• **The exercise**
Print out the material that follows word for word.

[Part of a data file]

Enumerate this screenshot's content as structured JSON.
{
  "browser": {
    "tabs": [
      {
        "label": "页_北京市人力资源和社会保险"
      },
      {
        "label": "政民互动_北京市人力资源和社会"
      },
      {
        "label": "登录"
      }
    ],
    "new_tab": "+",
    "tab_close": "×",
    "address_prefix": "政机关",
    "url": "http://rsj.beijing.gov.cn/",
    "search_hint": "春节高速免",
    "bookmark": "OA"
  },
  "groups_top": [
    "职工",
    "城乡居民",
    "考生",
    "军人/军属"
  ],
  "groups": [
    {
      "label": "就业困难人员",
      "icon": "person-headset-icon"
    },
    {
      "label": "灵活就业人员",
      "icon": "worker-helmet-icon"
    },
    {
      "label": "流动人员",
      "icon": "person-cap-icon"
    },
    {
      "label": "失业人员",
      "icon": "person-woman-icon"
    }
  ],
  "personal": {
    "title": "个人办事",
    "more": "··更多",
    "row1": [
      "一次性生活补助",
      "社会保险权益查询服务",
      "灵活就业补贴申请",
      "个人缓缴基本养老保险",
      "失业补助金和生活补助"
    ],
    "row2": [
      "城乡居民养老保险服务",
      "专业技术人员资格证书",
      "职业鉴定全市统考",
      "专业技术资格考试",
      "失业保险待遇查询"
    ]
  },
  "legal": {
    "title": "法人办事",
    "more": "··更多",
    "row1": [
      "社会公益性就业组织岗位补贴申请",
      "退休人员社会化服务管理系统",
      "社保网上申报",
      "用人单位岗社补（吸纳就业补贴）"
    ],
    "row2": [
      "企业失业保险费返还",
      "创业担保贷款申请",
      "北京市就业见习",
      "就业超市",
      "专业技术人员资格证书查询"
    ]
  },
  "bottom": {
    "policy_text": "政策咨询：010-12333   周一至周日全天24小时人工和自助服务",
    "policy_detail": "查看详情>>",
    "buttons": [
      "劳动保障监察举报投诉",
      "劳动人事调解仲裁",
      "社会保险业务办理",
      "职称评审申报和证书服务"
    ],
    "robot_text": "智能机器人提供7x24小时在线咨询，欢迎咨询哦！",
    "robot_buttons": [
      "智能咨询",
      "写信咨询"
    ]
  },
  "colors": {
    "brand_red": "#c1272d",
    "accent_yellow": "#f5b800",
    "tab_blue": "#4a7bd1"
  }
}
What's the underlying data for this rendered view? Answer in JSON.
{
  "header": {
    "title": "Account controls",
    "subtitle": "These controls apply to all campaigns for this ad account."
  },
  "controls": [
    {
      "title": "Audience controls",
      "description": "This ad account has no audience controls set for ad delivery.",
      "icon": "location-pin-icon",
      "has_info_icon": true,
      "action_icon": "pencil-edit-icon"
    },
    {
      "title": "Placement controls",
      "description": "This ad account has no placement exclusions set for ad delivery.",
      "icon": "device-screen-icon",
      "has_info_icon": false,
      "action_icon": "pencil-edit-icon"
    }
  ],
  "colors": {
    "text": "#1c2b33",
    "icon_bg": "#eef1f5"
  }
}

• **Response below**
Enumerate this screenshot's content as structured JSON.
{
  "browser": {
    "tabs": [
      {
        "label": "页_北京市人力资源和社会保险"
      },
      {
        "label": "政民互动_北京市人力资源和社会"
      },
      {
        "label": "登录"
      }
    ],
    "new_tab": "+",
    "tab_close": "×",
    "address_prefix": "政机关",
    "url": "http://rsj.beijing.gov.cn/",
    "search_hint": "春节高速免",
    "bookmark": "OA"
  },
  "groups_top": [
    "职工",
    "城乡居民",
    "考生",
    "军人/军属"
  ],
  "groups": [
    {
      "label": "就业困难人员",
      "icon": "person-headset-icon"
    },
    {
      "label": "灵活就业人员",
      "icon": "worker-helmet-icon"
    },
    {
      "label": "流动人员",
      "icon": "person-cap-icon"
    },
    {
      "label": "失业人员",
      "icon": "person-woman-icon"
    }
  ],
  "personal": {
    "title": "个人办事",
    "more": "··更多",
    "row1": [
      "一次性生活补助",
      "社会保险权益查询服务",
      "灵活就业补贴申请",
      "个人缓缴基本养老保险",
      "失业补助金和生活补助"
    ],
    "row2": [
      "城乡居民养老保险服务",
      "专业技术人员资格证书",
      "职业鉴定全市统考",
      "专业技术资格考试",
      "失业保险待遇查询"
    ]
  },
  "legal": {
    "title": "法人办事",
    "more": "··更多",
    "row1": [
      "社会公益性就业组织岗位补贴申请",
      "退休人员社会化服务管理系统",
      "社保网上申报",
      "用人单位岗社补（吸纳就业补贴）"
    ],
    "row2": [
      "企业失业保险费返还",
      "创业担保贷款申请",
      "北京市就业见习",
      "就业超市",
      "专业技术人员资格证书查询"
    ]
  },
  "bottom": {
    "policy_text": "政策咨询：010-12333   周一至周日全天24小时人工和自助服务",
    "policy_detail": "查看详情>>",
    "buttons": [
      "劳动保障监察举报投诉",
      "劳动人事调解仲裁",
      "社会保险业务办理",
      "职称评审申报和证书服务"
    ],
    "robot_text": "智能机器人提供7x24小时在线咨询，欢迎咨询哦！",
    "robot_buttons": [
      "智能咨询",
      "写信咨询"
    ]
  },
  "colors": {
    "brand_red": "#c1272d",
    "accent_yellow": "#f5b800",
    "tab_blue": "#4a7bd1"
  }
}
What's the underlying data for this rendered view? Answer in JSON.
{
  "header": {
    "title": "Account controls",
    "subtitle": "These controls apply to all campaigns for this ad account."
  },
  "controls": [
    {
      "title": "Audience controls",
      "description": "This ad account has no audience controls set for ad delivery.",
      "icon": "location-pin-icon",
      "has_info_icon": true,
      "action_icon": "pencil-edit-icon"
    },
    {
      "title": "Placement controls",
      "description": "This ad account has no placement exclusions set for ad delivery.",
      "icon": "device-screen-icon",
      "has_info_icon": false,
      "action_icon": "pencil-edit-icon"
    }
  ],
  "colors": {
    "text": "#1c2b33",
    "icon_bg": "#eef1f5"
  }
}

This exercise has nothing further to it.